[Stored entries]
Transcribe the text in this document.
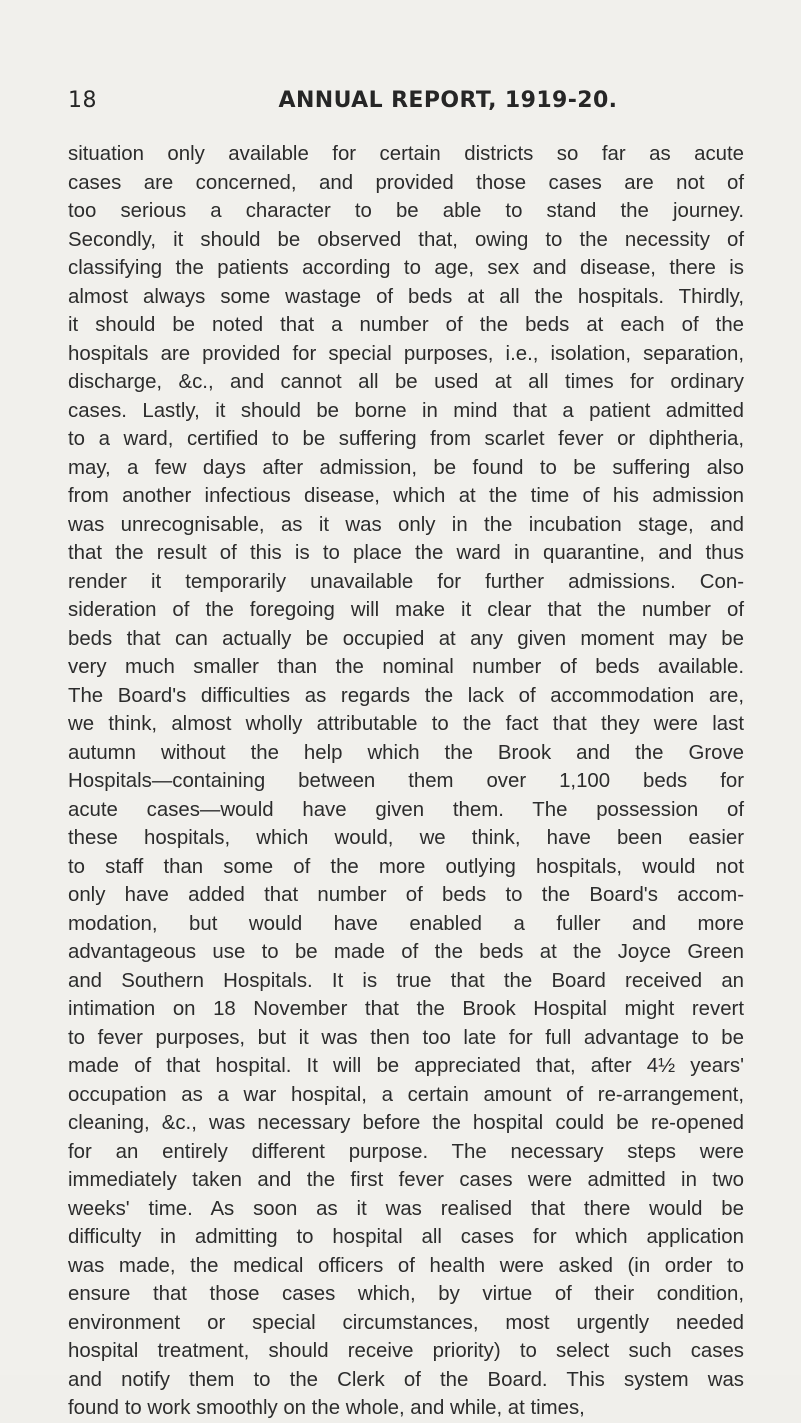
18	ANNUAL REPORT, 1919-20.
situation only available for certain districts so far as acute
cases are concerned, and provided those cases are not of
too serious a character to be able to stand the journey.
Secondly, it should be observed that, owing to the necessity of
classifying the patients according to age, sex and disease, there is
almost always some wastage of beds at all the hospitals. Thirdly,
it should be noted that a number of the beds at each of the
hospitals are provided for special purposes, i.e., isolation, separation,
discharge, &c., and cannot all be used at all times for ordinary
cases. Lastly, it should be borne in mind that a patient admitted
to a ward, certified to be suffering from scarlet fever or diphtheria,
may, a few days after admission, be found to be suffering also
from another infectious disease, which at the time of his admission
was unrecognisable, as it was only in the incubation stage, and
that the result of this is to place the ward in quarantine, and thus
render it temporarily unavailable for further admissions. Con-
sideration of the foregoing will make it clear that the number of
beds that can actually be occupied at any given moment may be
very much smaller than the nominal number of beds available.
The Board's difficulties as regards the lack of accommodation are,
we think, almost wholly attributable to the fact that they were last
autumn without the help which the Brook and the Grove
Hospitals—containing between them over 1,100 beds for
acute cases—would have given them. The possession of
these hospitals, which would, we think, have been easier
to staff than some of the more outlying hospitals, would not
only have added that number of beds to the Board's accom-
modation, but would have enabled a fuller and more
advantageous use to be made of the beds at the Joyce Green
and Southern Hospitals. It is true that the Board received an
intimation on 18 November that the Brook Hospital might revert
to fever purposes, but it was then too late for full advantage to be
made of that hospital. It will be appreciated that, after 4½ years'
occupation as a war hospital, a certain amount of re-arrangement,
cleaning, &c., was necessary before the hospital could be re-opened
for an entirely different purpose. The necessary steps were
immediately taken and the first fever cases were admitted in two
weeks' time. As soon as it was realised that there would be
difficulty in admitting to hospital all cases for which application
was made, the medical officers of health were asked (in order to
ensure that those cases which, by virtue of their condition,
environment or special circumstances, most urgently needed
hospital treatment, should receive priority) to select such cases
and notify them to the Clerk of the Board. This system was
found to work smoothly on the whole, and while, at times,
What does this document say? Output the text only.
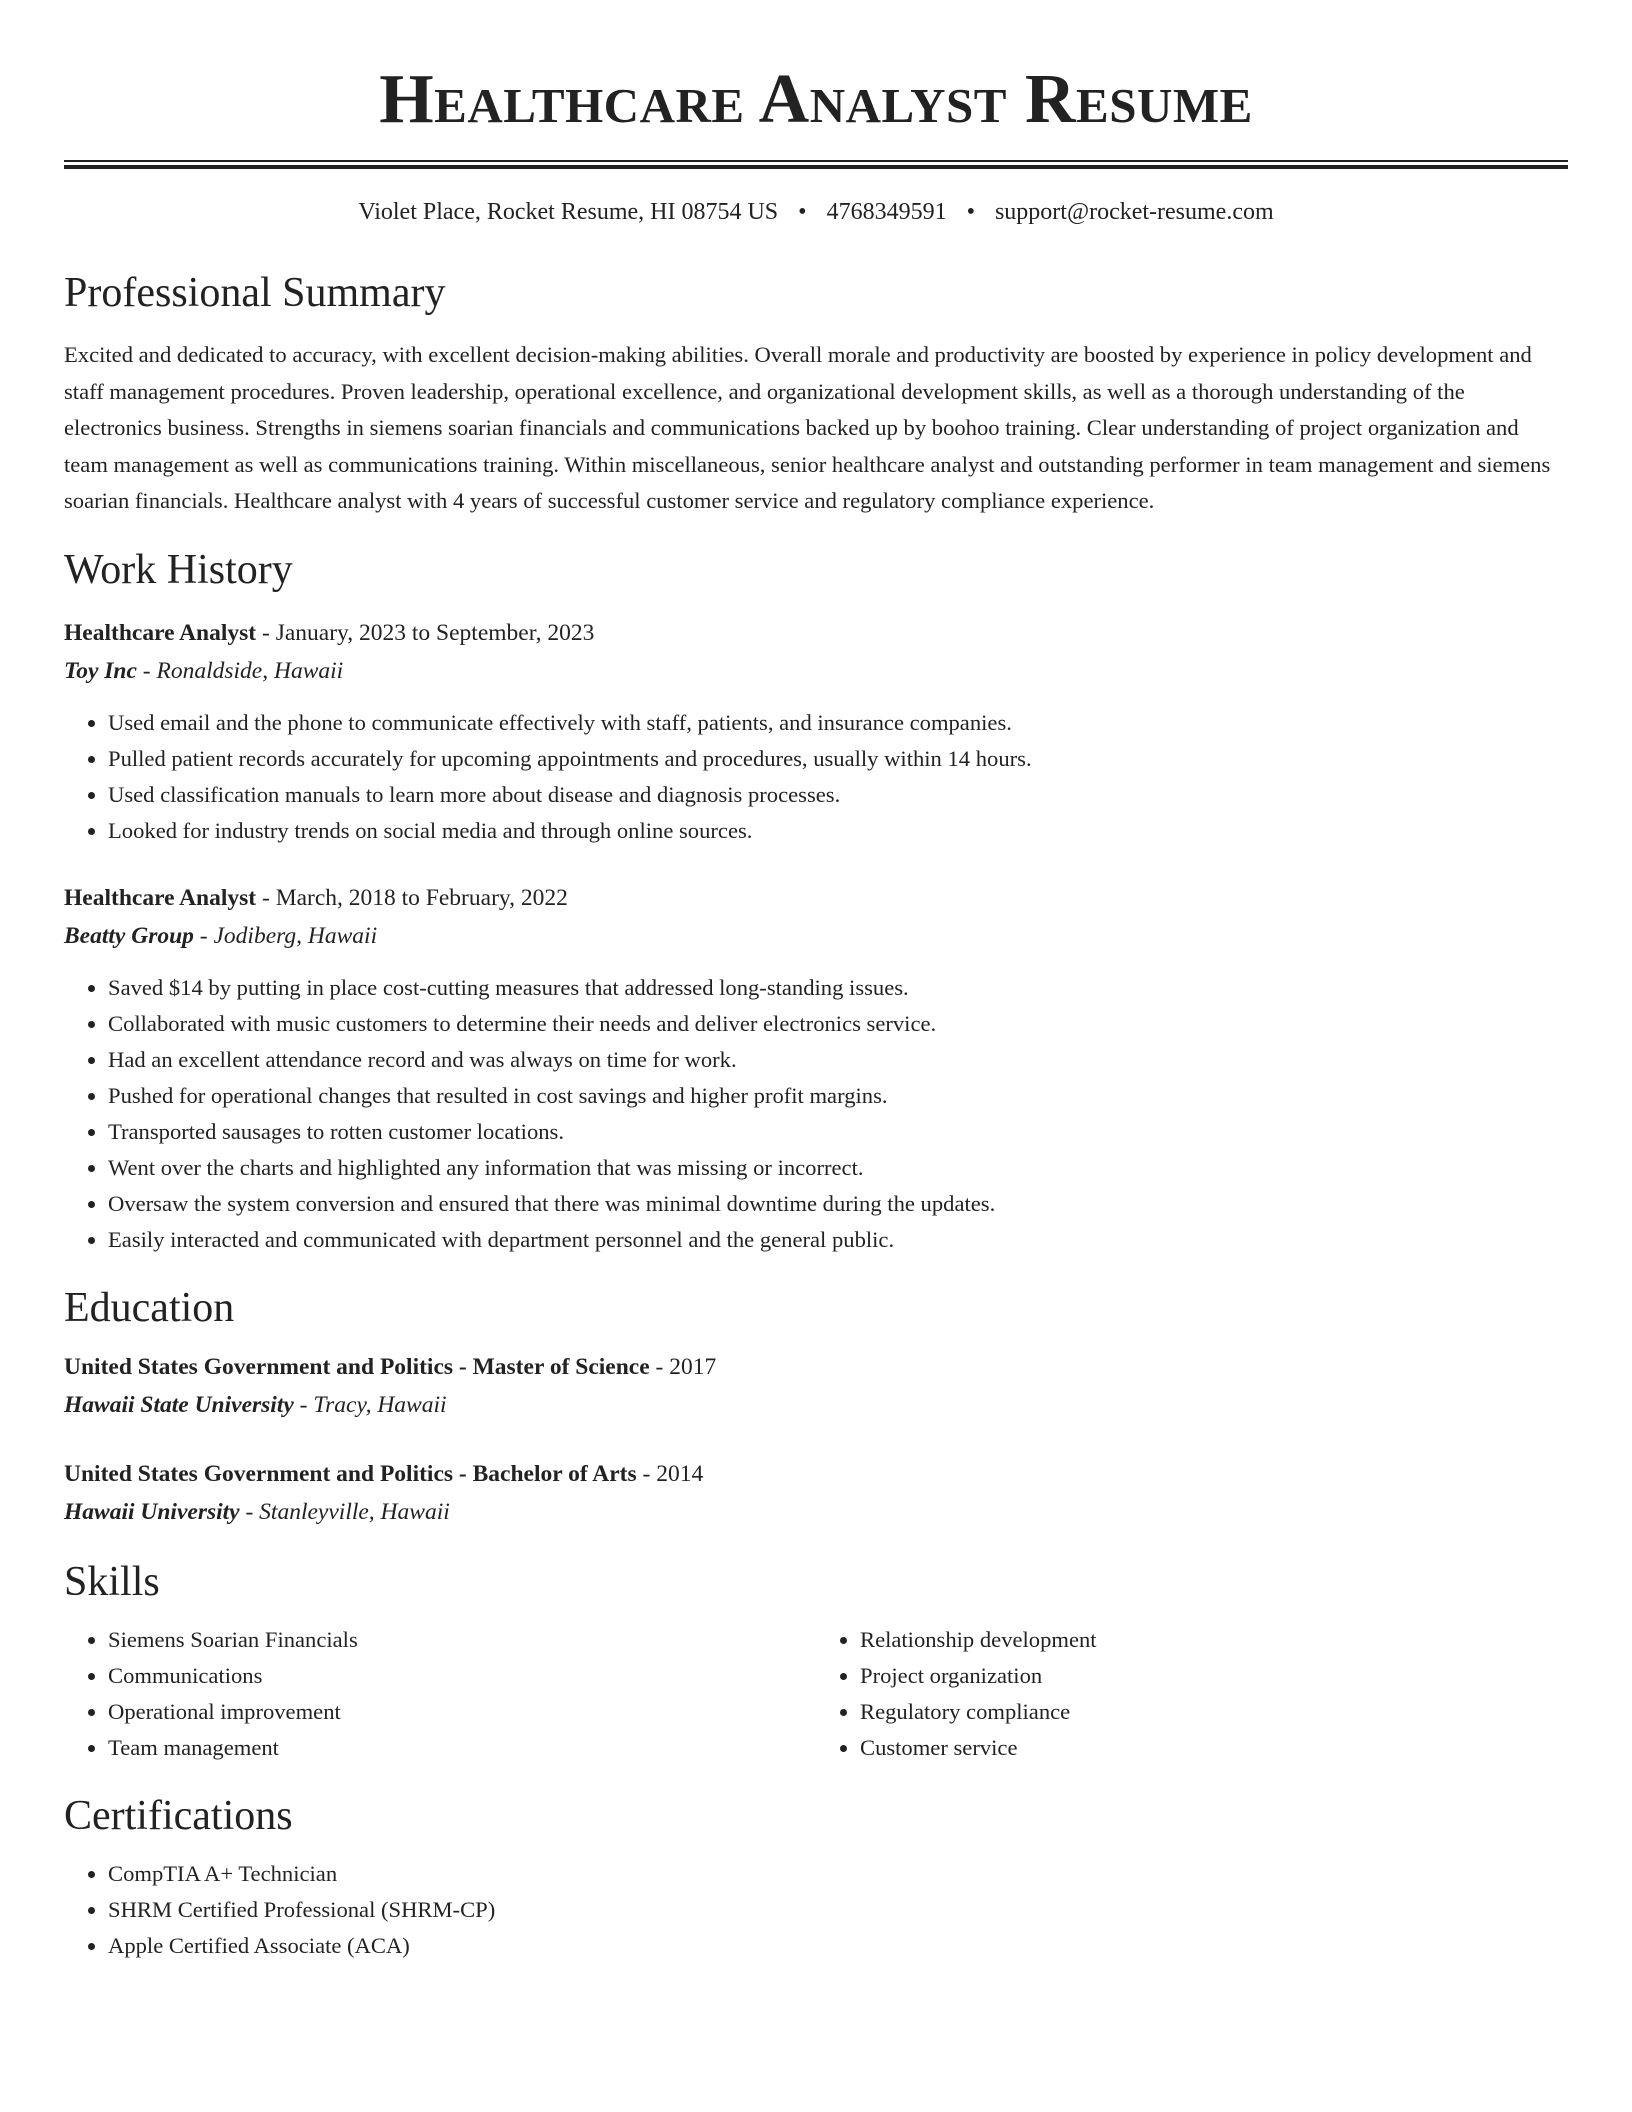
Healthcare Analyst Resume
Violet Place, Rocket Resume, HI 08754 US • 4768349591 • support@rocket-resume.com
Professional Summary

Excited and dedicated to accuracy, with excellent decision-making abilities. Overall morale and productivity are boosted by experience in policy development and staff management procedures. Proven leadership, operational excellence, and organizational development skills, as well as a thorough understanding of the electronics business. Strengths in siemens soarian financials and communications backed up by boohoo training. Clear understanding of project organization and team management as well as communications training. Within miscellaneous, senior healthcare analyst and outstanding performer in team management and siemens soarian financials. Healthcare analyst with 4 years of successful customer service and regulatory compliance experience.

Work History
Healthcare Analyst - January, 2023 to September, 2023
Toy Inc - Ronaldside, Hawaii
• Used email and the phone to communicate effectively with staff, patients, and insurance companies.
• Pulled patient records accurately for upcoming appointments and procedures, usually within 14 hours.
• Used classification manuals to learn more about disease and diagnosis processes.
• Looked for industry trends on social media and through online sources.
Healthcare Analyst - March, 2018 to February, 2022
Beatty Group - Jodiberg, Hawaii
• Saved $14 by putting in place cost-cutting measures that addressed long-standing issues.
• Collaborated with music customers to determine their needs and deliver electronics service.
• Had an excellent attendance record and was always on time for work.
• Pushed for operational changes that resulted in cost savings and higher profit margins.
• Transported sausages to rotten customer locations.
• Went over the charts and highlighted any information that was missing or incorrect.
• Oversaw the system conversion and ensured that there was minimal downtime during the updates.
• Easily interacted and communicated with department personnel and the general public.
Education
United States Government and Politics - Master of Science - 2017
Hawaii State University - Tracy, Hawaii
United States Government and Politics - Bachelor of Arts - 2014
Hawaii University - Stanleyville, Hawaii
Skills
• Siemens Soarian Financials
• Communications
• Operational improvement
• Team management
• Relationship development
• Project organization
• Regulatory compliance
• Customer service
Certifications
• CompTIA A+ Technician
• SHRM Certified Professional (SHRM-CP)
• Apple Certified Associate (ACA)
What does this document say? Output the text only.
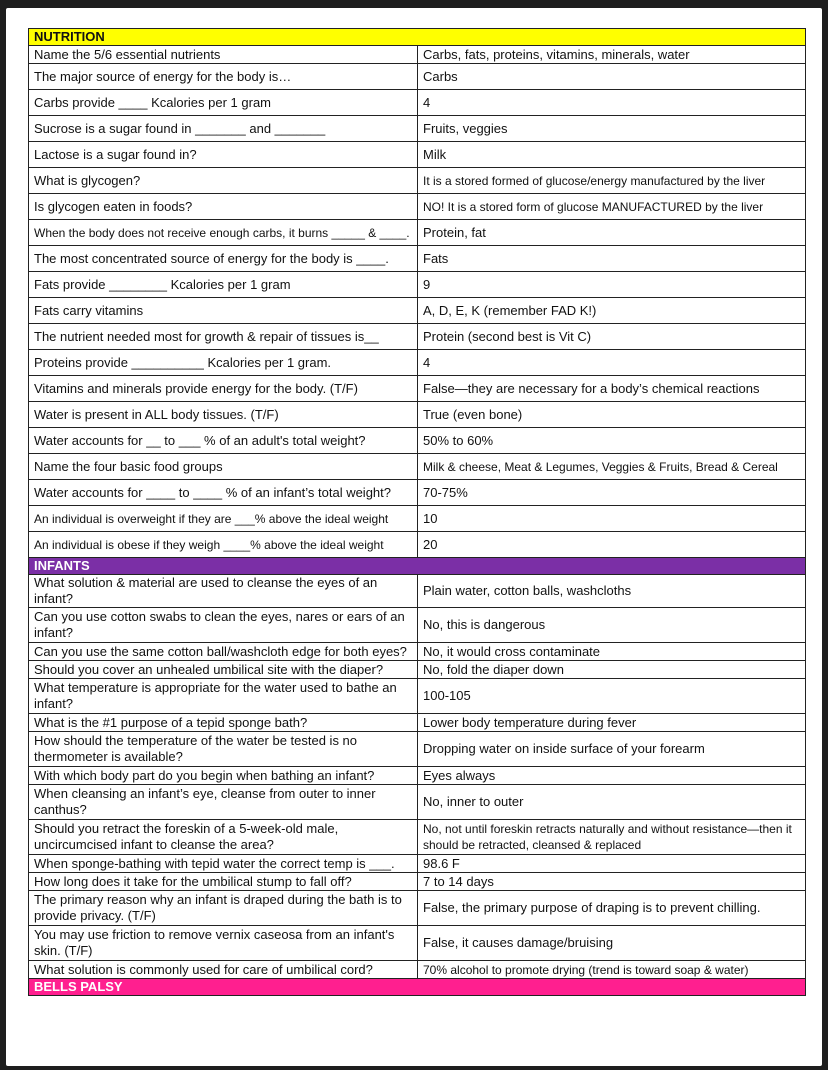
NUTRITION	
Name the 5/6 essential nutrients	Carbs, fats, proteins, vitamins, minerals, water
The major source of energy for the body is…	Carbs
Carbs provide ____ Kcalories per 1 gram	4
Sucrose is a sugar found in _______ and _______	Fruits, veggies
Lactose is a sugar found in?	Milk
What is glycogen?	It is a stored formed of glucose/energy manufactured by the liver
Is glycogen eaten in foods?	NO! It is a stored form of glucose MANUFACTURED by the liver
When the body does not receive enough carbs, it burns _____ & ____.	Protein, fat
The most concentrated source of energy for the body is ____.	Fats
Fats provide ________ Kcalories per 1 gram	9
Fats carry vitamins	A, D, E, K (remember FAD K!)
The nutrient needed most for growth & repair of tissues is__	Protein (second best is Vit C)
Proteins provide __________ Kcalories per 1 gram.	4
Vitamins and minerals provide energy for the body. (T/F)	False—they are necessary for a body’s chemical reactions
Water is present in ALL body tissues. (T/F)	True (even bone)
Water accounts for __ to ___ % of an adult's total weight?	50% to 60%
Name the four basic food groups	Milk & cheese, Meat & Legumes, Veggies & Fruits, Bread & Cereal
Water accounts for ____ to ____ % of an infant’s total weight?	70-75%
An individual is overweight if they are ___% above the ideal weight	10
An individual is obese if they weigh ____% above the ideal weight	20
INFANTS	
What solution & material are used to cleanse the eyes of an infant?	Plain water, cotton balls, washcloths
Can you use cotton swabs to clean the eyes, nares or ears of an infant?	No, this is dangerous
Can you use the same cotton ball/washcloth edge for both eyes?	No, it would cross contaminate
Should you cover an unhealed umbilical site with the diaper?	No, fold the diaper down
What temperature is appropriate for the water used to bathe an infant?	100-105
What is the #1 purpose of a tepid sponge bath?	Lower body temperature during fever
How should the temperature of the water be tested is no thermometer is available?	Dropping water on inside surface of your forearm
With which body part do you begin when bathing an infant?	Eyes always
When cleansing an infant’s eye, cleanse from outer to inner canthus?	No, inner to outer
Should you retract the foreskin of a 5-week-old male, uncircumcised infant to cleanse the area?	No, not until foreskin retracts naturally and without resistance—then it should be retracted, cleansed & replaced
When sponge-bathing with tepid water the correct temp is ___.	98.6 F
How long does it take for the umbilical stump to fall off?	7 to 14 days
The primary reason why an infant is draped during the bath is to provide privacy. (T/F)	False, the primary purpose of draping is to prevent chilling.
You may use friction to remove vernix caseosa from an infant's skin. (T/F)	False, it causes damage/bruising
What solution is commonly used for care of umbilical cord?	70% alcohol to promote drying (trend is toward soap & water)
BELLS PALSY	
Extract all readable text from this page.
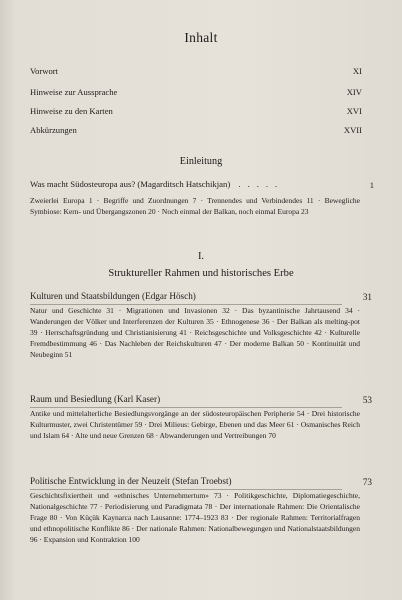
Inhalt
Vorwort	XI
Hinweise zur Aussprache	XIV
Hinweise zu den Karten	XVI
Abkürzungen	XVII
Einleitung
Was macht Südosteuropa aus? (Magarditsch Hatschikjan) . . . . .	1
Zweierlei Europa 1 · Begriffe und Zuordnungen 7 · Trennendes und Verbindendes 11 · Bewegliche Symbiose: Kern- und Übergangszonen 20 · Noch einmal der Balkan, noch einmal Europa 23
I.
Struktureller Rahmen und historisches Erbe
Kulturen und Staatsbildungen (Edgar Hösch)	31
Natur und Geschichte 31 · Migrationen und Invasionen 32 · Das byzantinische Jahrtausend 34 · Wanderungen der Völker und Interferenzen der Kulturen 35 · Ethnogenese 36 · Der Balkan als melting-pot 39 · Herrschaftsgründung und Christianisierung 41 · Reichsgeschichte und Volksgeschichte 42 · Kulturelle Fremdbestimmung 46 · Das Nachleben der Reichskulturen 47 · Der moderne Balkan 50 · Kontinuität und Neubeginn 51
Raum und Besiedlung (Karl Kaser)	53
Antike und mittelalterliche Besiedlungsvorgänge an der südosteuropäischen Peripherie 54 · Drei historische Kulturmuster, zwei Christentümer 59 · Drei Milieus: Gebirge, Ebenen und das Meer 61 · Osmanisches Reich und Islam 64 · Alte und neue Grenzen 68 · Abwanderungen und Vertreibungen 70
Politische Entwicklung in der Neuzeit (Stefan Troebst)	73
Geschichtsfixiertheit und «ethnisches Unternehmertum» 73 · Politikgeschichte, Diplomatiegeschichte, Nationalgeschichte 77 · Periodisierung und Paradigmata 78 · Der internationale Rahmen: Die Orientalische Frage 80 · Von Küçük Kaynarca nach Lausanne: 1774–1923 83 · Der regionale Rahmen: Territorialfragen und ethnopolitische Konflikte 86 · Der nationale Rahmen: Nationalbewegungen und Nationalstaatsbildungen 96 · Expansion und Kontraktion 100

**Task objective:**
Among the entries above, which lines include "from"? List them all.

**Solution to this exercise:**
to a ward, certified to be suffering from scarlet fever or diphtheria,
from another infectious disease, which at the time of his admission
When cleansing an infant’s eye, cleanse from outer to inner canthus?	No, inner to outer
You may use friction to remove vernix caseosa from an infant's skin. (T/F)	False, it causes damage/bruising
Extract all readable text from this page.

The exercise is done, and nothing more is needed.